Raw records
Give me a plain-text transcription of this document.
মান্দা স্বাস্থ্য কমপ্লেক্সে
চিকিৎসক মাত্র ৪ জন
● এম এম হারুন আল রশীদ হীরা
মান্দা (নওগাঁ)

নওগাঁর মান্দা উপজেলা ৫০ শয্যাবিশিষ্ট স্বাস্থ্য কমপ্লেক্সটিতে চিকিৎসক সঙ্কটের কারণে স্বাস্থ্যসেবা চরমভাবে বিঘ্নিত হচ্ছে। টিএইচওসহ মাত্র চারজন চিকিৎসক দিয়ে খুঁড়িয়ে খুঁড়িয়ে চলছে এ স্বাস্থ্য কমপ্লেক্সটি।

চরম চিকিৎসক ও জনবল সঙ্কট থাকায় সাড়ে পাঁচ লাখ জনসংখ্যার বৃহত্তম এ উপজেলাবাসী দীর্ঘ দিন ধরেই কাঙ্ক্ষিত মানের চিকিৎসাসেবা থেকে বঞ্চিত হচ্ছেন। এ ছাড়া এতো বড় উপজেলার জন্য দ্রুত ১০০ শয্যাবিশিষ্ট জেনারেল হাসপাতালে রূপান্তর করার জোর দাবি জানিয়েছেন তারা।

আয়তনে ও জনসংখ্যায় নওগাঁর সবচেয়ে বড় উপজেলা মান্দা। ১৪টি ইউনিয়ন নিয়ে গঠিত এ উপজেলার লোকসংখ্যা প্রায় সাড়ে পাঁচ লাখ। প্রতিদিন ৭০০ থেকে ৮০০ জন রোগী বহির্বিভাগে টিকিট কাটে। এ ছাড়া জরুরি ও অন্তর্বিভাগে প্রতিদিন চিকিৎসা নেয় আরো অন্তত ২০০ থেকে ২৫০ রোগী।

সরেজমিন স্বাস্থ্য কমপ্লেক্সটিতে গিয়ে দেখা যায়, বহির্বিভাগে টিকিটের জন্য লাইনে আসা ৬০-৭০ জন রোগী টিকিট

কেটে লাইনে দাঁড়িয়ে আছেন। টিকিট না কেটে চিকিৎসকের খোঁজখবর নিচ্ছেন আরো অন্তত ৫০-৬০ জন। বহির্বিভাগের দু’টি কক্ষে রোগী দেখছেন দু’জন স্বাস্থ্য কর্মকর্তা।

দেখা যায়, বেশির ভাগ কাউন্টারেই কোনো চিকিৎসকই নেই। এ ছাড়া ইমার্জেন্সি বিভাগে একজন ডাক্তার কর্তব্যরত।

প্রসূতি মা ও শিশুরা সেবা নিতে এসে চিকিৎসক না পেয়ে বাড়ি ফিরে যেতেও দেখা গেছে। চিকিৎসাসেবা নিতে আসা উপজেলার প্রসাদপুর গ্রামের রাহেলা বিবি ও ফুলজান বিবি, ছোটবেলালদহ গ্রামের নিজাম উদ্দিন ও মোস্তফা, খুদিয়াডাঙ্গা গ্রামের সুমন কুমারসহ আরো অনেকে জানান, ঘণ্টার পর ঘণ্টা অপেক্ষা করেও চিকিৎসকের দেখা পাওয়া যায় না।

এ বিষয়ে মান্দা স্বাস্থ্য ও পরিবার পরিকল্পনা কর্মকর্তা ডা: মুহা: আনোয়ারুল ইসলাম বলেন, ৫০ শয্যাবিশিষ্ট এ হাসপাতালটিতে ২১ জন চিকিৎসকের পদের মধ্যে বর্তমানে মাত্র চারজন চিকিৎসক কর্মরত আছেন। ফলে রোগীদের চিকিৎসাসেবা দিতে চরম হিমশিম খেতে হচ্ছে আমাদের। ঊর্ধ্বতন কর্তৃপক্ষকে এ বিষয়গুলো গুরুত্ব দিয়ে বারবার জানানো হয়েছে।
* * *
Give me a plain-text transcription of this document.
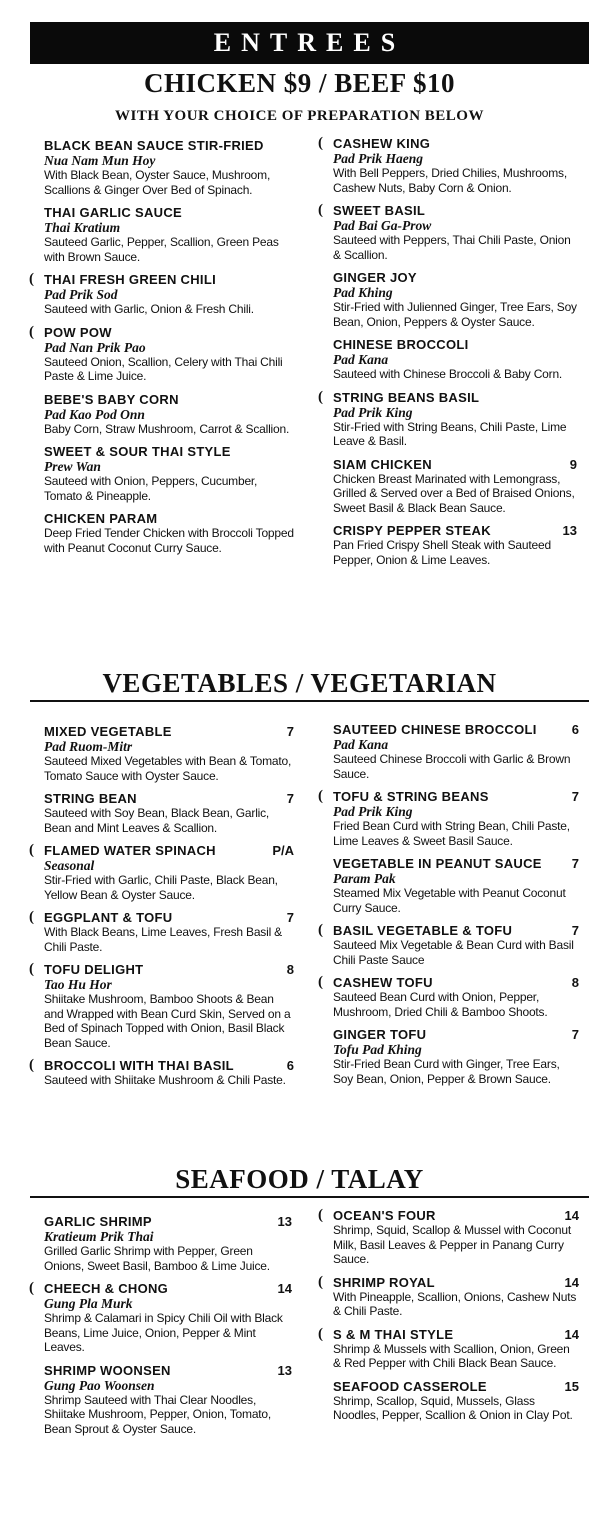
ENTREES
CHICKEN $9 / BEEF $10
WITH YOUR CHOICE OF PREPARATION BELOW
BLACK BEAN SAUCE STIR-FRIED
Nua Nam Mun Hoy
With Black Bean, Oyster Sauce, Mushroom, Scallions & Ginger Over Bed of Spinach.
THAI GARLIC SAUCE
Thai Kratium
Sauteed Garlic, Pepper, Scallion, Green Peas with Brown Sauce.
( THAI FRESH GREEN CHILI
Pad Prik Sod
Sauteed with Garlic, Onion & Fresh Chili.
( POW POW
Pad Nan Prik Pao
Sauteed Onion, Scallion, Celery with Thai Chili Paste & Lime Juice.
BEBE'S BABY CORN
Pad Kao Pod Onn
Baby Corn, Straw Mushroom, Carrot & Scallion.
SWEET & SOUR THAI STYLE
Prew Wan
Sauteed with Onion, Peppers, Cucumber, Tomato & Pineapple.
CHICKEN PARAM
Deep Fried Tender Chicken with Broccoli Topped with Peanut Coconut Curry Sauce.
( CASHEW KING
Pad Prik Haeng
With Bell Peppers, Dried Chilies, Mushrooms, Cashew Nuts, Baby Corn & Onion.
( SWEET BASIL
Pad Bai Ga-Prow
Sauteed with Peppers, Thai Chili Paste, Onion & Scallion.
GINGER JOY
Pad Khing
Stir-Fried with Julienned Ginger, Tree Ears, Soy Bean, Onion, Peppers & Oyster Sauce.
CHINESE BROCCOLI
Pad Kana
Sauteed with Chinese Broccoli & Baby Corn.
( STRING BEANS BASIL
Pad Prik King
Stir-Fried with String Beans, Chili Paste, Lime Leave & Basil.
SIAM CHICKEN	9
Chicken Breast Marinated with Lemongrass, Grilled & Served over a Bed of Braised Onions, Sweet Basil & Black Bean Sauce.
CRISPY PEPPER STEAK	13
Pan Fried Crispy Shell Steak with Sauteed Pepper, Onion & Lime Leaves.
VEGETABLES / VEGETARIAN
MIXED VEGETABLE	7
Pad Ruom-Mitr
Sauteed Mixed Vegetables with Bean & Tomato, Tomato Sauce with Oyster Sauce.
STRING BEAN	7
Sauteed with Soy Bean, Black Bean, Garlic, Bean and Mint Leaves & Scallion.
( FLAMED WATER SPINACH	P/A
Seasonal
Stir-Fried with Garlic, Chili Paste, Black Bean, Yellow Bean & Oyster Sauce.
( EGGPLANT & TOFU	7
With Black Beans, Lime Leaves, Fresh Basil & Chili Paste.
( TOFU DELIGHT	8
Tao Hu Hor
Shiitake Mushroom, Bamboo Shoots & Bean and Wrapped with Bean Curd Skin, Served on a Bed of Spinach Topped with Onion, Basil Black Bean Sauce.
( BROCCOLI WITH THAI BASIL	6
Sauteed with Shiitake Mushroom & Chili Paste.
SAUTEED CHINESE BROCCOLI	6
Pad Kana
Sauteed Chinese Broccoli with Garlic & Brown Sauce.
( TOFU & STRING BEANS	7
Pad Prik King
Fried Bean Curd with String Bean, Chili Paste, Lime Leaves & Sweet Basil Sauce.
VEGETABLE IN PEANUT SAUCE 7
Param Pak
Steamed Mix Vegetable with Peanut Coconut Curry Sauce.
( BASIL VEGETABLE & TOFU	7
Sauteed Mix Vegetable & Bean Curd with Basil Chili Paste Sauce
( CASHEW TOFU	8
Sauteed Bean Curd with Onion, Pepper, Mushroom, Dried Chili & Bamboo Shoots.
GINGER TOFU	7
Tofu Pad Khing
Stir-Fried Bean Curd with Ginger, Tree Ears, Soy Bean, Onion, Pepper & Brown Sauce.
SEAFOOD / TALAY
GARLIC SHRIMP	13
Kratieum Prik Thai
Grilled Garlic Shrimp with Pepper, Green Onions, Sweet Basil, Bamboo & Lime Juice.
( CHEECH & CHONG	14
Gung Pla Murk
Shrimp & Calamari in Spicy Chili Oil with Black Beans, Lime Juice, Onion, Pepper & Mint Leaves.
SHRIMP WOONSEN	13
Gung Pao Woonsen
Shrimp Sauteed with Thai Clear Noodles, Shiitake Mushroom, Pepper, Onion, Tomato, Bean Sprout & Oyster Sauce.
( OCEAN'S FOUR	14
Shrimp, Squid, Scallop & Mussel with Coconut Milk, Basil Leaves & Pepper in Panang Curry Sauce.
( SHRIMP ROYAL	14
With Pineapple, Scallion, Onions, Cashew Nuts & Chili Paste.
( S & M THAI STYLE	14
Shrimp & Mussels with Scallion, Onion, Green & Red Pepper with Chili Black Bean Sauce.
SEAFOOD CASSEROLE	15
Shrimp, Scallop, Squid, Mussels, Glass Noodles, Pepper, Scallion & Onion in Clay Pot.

SHORT PROBLEM » Reply with the number of lines in the material above that contain "Ears", and nothing more.

RESULT BELOW » 2